Required work | In the listing below, find every line containing "Základní" and copy it out.

[BEGIN Records to use]

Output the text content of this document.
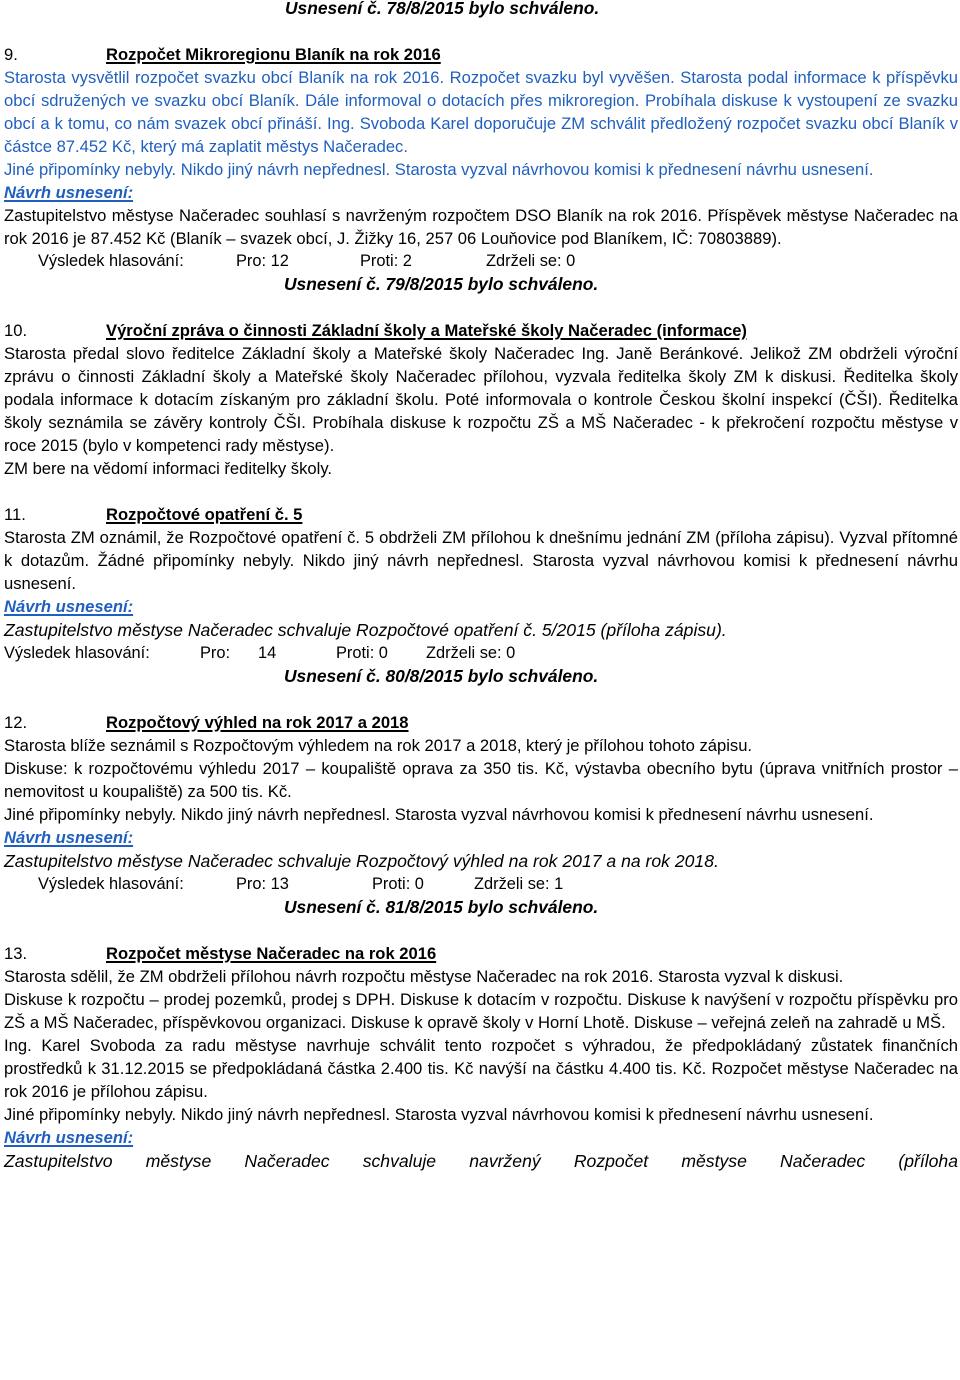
Usnesení č. 78/8/2015 bylo schváleno.

9.	Rozpočet Mikroregionu Blaník na rok 2016

Starosta vysvětlil rozpočet svazku obcí Blaník na rok 2016. Rozpočet svazku byl vyvěšen. Starosta podal informace k příspěvku obcí sdružených ve svazku obcí Blaník. Dále informoval o dotacích přes mikroregion. Probíhala diskuse k vystoupení ze svazku obcí a k tomu, co nám svazek obcí přináší. Ing. Svoboda Karel doporučuje ZM schválit předložený rozpočet svazku obcí Blaník v částce 87.452 Kč, který má zaplatit městys Načeradec.

Jiné připomínky nebyly. Nikdo jiný návrh nepřednesl. Starosta vyzval návrhovou komisi k přednesení návrhu usnesení.

Návrh usnesení:

Zastupitelstvo městyse Načeradec souhlasí s navrženým rozpočtem DSO Blaník na rok 2016. Příspěvek městyse Načeradec na rok 2016 je 87.452 Kč (Blaník – svazek obcí, J. Žižky 16, 257 06 Louňovice pod Blaníkem, IČ: 70803889).

Výsledek hlasování:	Pro: 12	Proti: 2	Zdrželi se: 0

Usnesení č. 79/8/2015 bylo schváleno.

10.	Výroční zpráva o činnosti Základní školy a Mateřské školy Načeradec (informace)

Starosta předal slovo ředitelce Základní školy a Mateřské školy Načeradec Ing. Janě Beránkové. Jelikož ZM obdrželi výroční zprávu o činnosti Základní školy a Mateřské školy Načeradec přílohou, vyzvala ředitelka školy ZM k diskusi. Ředitelka školy podala informace k dotacím získaným pro základní školu. Poté informovala o kontrole Českou školní inspekcí (ČŠI). Ředitelka školy seznámila se závěry kontroly ČŠI. Probíhala diskuse k rozpočtu ZŠ a MŠ Načeradec - k překročení rozpočtu městyse v roce 2015 (bylo v kompetenci rady městyse).

ZM bere na vědomí informaci ředitelky školy.

11.	Rozpočtové opatření č. 5

Starosta ZM oznámil, že Rozpočtové opatření č. 5 obdrželi ZM přílohou k dnešnímu jednání ZM (příloha zápisu). Vyzval přítomné k dotazům. Žádné připomínky nebyly. Nikdo jiný návrh nepřednesl. Starosta vyzval návrhovou komisi k přednesení návrhu usnesení.

Návrh usnesení:

Zastupitelstvo městyse Načeradec schvaluje Rozpočtové opatření č. 5/2015 (příloha zápisu).

Výsledek hlasování:	Pro: 14	Proti: 0 Zdrželi se: 0

Usnesení č. 80/8/2015 bylo schváleno.

12.	Rozpočtový výhled na rok 2017 a 2018

Starosta blíže seznámil s Rozpočtovým výhledem na rok 2017 a 2018, který je přílohou tohoto zápisu.

Diskuse: k rozpočtovému výhledu 2017 – koupaliště oprava za 350 tis. Kč, výstavba obecního bytu (úprava vnitřních prostor – nemovitost u koupaliště) za 500 tis. Kč.

Jiné připomínky nebyly. Nikdo jiný návrh nepřednesl. Starosta vyzval návrhovou komisi k přednesení návrhu usnesení.

Návrh usnesení:

Zastupitelstvo městyse Načeradec schvaluje Rozpočtový výhled na rok 2017 a na rok 2018.

Výsledek hlasování:	Pro: 13	Proti: 0	Zdrželi se: 1

Usnesení č. 81/8/2015 bylo schváleno.

13.	Rozpočet městyse Načeradec na rok 2016

Starosta sdělil, že ZM obdrželi přílohou návrh rozpočtu městyse Načeradec na rok 2016. Starosta vyzval k diskusi.

Diskuse k rozpočtu – prodej pozemků, prodej s DPH. Diskuse k dotacím v rozpočtu. Diskuse k navýšení v rozpočtu příspěvku pro ZŠ a MŠ Načeradec, příspěvkovou organizaci. Diskuse k opravě školy v Horní Lhotě. Diskuse – veřejná zeleň na zahradě u MŠ.

Ing. Karel Svoboda za radu městyse navrhuje schválit tento rozpočet s výhradou, že předpokládaný zůstatek finančních prostředků k 31.12.2015 se předpokládaná částka 2.400 tis. Kč navýší na částku 4.400 tis. Kč. Rozpočet městyse Načeradec na rok 2016 je přílohou zápisu.

Jiné připomínky nebyly. Nikdo jiný návrh nepřednesl. Starosta vyzval návrhovou komisi k přednesení návrhu usnesení.

Návrh usnesení:

Zastupitelstvo městyse Načeradec schvaluje navržený Rozpočet městyse Načeradec (příloha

[END Records to use]

Correct result |
10.	Výroční zpráva o činnosti Základní školy a Mateřské školy Načeradec (informace)
Starosta předal slovo ředitelce Základní školy a Mateřské školy Načeradec Ing. Janě Beránkové. Jelikož ZM obdrželi výroční zprávu o činnosti Základní školy a Mateřské školy Načeradec přílohou, vyzvala ředitelka školy ZM k diskusi. Ředitelka školy podala informace k dotacím získaným pro základní školu. Poté informovala o kontrole Českou školní inspekcí (ČŠI). Ředitelka školy seznámila se závěry kontroly ČŠI. Probíhala diskuse k rozpočtu ZŠ a MŠ Načeradec - k překročení rozpočtu městyse v roce 2015 (bylo v kompetenci rady městyse).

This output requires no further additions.